# Goal
Track down every line below that holds "Ballet" and copy it.

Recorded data
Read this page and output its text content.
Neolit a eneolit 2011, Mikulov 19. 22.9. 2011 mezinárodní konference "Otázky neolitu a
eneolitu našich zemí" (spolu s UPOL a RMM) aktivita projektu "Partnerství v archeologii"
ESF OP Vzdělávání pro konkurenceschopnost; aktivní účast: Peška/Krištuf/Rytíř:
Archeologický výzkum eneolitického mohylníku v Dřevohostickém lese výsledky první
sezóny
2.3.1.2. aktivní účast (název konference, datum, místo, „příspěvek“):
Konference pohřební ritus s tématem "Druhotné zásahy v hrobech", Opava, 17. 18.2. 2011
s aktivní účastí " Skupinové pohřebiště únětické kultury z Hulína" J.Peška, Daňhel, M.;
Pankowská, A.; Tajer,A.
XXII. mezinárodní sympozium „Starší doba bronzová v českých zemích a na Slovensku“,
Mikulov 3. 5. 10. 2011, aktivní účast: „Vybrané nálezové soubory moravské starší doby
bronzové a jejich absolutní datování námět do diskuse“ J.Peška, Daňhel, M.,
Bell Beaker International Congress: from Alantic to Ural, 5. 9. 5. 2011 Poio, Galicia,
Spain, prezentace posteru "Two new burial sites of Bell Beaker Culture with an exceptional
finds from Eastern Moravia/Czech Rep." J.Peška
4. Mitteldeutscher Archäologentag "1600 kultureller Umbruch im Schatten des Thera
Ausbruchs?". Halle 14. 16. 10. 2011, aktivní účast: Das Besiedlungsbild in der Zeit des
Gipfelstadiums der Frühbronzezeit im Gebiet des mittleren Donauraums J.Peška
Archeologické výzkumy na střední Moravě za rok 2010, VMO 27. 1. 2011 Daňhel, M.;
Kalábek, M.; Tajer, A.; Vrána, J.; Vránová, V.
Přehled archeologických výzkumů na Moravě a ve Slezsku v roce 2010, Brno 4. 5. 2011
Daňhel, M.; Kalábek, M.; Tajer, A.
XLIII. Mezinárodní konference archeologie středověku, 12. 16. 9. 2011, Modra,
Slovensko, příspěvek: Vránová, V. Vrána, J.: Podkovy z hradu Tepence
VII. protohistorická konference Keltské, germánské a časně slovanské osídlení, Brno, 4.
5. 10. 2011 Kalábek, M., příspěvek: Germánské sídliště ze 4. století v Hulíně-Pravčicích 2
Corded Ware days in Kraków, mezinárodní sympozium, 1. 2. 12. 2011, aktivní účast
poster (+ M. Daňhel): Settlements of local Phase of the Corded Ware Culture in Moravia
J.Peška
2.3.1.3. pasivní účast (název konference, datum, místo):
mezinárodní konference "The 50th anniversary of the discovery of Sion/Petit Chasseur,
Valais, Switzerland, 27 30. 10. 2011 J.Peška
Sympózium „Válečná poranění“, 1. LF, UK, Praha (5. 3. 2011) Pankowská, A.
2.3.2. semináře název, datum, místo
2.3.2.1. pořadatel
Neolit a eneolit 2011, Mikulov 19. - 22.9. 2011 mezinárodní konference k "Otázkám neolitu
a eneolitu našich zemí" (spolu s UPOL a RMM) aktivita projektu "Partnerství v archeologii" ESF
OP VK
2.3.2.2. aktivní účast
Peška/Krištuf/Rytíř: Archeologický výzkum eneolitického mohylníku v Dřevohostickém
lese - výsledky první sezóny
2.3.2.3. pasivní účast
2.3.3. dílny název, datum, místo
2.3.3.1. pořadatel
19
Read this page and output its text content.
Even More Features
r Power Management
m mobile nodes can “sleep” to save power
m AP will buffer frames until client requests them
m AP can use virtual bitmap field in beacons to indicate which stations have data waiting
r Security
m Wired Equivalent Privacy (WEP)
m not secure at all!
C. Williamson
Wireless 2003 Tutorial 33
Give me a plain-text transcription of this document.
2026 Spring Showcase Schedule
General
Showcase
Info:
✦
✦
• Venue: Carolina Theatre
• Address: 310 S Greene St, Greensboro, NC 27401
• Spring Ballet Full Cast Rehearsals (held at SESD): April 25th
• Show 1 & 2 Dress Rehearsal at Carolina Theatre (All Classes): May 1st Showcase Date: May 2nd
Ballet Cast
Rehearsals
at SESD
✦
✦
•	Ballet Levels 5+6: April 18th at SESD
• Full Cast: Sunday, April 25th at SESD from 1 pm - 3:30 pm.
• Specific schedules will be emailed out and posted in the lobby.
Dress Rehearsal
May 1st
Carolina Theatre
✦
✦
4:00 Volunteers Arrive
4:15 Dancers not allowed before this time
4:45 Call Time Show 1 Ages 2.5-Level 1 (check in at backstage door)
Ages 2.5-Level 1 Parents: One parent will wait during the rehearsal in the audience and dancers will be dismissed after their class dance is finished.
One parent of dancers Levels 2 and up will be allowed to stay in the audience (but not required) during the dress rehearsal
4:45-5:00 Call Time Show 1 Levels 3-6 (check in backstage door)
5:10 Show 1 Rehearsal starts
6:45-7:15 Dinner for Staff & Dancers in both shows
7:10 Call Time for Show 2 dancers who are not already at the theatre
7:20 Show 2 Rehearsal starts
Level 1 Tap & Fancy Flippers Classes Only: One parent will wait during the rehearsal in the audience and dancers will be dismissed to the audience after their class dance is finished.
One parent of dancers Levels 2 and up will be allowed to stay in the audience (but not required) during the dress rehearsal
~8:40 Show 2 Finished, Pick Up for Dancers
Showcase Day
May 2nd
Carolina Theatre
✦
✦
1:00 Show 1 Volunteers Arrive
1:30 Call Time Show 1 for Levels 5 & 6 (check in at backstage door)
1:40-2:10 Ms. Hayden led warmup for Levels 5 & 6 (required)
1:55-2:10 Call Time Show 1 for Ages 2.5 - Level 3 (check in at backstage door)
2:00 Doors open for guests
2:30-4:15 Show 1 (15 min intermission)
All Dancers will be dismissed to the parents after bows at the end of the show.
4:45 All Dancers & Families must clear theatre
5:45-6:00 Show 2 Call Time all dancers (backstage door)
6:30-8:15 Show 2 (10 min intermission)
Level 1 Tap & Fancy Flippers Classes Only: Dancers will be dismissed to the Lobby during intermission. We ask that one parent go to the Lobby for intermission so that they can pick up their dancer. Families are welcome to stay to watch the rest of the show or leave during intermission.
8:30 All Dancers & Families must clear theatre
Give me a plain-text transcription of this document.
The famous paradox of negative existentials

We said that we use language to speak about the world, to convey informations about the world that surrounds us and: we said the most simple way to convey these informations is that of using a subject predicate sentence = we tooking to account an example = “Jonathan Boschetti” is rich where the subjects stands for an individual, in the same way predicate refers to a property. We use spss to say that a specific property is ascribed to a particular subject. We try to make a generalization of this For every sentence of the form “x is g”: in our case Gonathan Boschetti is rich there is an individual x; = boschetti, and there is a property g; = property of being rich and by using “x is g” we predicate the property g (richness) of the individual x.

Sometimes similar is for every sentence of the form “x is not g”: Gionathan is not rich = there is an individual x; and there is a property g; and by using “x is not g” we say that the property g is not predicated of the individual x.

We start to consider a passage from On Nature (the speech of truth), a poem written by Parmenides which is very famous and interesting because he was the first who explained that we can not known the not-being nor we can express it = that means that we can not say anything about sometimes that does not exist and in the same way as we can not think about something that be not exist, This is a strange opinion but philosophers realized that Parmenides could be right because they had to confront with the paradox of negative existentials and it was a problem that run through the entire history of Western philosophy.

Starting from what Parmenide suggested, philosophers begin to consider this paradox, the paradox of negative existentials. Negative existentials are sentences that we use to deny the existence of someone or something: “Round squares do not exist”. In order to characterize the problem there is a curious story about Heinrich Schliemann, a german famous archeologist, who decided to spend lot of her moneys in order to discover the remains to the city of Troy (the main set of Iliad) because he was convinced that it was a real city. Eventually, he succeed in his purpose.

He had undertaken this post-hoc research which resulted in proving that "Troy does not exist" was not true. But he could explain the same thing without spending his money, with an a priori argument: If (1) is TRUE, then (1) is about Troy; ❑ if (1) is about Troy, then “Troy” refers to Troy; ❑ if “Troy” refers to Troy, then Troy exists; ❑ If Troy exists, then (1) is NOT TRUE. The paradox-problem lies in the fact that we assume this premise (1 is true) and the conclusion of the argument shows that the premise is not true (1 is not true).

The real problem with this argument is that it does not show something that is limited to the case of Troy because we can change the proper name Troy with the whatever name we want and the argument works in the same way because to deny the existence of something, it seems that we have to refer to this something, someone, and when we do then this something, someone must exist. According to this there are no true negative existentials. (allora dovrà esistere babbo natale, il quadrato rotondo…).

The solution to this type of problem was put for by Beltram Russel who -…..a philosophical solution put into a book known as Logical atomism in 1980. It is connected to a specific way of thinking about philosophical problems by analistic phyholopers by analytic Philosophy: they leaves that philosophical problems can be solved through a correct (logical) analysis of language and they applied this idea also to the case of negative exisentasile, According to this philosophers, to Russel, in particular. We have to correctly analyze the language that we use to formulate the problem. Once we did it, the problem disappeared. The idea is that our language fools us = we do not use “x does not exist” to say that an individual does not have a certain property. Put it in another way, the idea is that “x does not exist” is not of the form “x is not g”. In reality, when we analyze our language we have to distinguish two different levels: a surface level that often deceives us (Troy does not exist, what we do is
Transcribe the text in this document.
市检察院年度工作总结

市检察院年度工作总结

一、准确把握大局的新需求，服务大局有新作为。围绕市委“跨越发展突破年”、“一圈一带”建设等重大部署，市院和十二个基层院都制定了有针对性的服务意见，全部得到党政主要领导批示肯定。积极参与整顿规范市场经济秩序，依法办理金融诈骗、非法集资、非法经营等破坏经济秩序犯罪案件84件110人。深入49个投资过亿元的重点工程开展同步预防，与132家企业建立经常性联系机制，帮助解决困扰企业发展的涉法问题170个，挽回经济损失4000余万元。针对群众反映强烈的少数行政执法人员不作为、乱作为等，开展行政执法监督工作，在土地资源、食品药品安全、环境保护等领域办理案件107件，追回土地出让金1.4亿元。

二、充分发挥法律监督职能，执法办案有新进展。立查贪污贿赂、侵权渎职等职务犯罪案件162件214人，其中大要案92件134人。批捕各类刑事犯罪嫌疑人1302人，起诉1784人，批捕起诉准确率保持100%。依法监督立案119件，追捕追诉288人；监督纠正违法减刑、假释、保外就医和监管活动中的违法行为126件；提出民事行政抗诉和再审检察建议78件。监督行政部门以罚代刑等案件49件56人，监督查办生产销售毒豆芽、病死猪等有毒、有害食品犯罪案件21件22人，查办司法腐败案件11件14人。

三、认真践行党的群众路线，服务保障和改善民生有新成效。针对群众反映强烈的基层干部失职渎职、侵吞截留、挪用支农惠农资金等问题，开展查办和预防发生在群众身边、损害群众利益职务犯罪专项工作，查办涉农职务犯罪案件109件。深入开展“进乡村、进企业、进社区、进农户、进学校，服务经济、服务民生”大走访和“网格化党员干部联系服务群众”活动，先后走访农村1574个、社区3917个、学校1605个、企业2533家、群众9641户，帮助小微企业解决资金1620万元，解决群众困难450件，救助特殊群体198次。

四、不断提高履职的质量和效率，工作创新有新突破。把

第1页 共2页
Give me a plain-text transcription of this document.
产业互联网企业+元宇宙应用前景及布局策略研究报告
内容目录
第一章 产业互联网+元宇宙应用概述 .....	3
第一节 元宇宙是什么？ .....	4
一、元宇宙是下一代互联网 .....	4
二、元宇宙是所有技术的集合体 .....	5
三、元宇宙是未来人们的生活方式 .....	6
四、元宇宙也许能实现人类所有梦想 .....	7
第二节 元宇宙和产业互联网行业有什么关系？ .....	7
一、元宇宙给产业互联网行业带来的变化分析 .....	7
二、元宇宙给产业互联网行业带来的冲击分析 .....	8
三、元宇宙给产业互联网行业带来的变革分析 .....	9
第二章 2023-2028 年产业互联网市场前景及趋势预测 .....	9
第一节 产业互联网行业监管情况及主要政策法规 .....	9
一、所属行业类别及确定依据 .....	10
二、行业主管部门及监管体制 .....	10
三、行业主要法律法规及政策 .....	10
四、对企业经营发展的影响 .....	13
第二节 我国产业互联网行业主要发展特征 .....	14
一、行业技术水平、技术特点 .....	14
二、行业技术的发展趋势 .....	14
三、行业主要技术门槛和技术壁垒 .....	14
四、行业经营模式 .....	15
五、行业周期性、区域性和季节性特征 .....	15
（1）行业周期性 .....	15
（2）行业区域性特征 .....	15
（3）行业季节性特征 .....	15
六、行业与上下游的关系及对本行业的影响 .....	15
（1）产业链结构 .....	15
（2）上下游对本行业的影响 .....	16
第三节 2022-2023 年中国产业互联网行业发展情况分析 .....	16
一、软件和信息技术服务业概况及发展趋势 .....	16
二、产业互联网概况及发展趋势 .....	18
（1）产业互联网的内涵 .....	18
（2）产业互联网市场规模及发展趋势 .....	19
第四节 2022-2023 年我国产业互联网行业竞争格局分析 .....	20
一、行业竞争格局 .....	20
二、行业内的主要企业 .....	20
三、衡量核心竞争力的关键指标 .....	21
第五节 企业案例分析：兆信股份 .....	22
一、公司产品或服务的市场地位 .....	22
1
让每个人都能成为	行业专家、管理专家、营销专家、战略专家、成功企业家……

# Solution to the exercise
• Spring Ballet Full Cast Rehearsals (held at SESD): April 25th
Ballet Cast
•	Ballet Levels 5+6: April 18th at SESD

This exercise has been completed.